--- Start of PROVIDED DATA ---
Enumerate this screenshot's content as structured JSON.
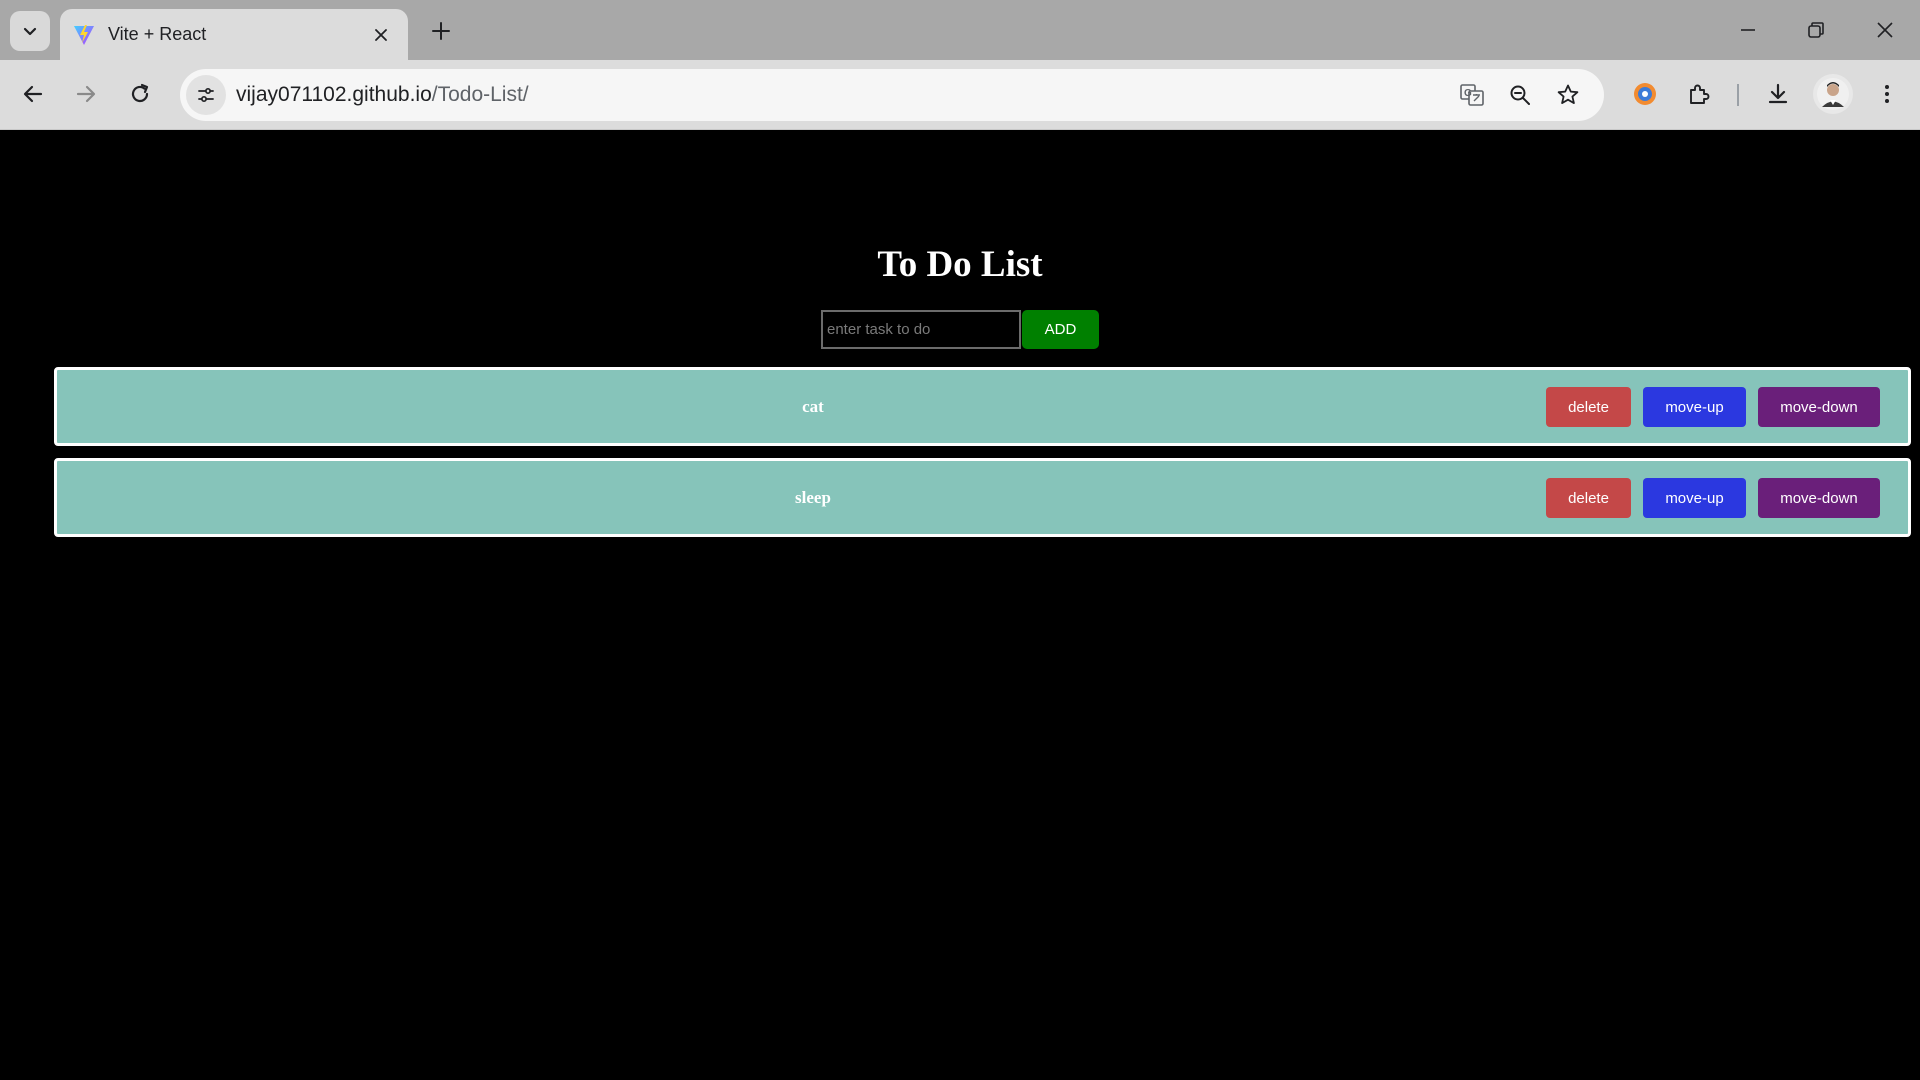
{
  "browser": {
    "tab_title": "Vite + React",
    "url_host": "vijay071102.github.io",
    "url_path": "/Todo-List/"
  },
  "page": {
    "title": "To Do List",
    "input_placeholder": "enter task to do",
    "input_value": "",
    "add_label": "ADD"
  },
  "todos": [
    {
      "text": "cat",
      "delete_label": "delete",
      "up_label": "move-up",
      "down_label": "move-down"
    },
    {
      "text": "sleep",
      "delete_label": "delete",
      "up_label": "move-up",
      "down_label": "move-down"
    }
  ],
  "colors": {
    "item_bg": "#86c4ba",
    "add": "#008000",
    "delete": "#c44848",
    "move_up": "#2b38e0",
    "move_down": "#6a1f7a"
  },
  "icons": [
    "tab-search-icon",
    "vite-favicon-icon",
    "close-icon",
    "plus-icon",
    "minimize-icon",
    "restore-icon",
    "back-icon",
    "forward-icon",
    "reload-icon",
    "site-info-icon",
    "translate-icon",
    "zoom-icon",
    "star-icon",
    "extension-puzzle-icon",
    "download-icon",
    "kebab-menu-icon"
  ]
}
--- End of PROVIDED DATA ---
**GOAL OF THE EXERCISE:**
With the pictures omitted, reproduce the records in full and exactly.

**THE ANSWER:**
Enumerate this screenshot's content as structured JSON.
{
  "browser": {
    "tab_title": "Vite + React",
    "url_host": "vijay071102.github.io",
    "url_path": "/Todo-List/"
  },
  "page": {
    "title": "To Do List",
    "input_placeholder": "enter task to do",
    "input_value": "",
    "add_label": "ADD"
  },
  "todos": [
    {
      "text": "cat",
      "delete_label": "delete",
      "up_label": "move-up",
      "down_label": "move-down"
    },
    {
      "text": "sleep",
      "delete_label": "delete",
      "up_label": "move-up",
      "down_label": "move-down"
    }
  ],
  "colors": {
    "item_bg": "#86c4ba",
    "add": "#008000",
    "delete": "#c44848",
    "move_up": "#2b38e0",
    "move_down": "#6a1f7a"
  },
  "icons": [
    "tab-search-icon",
    "vite-favicon-icon",
    "close-icon",
    "plus-icon",
    "minimize-icon",
    "restore-icon",
    "back-icon",
    "forward-icon",
    "reload-icon",
    "site-info-icon",
    "translate-icon",
    "zoom-icon",
    "star-icon",
    "extension-puzzle-icon",
    "download-icon",
    "kebab-menu-icon"
  ]
}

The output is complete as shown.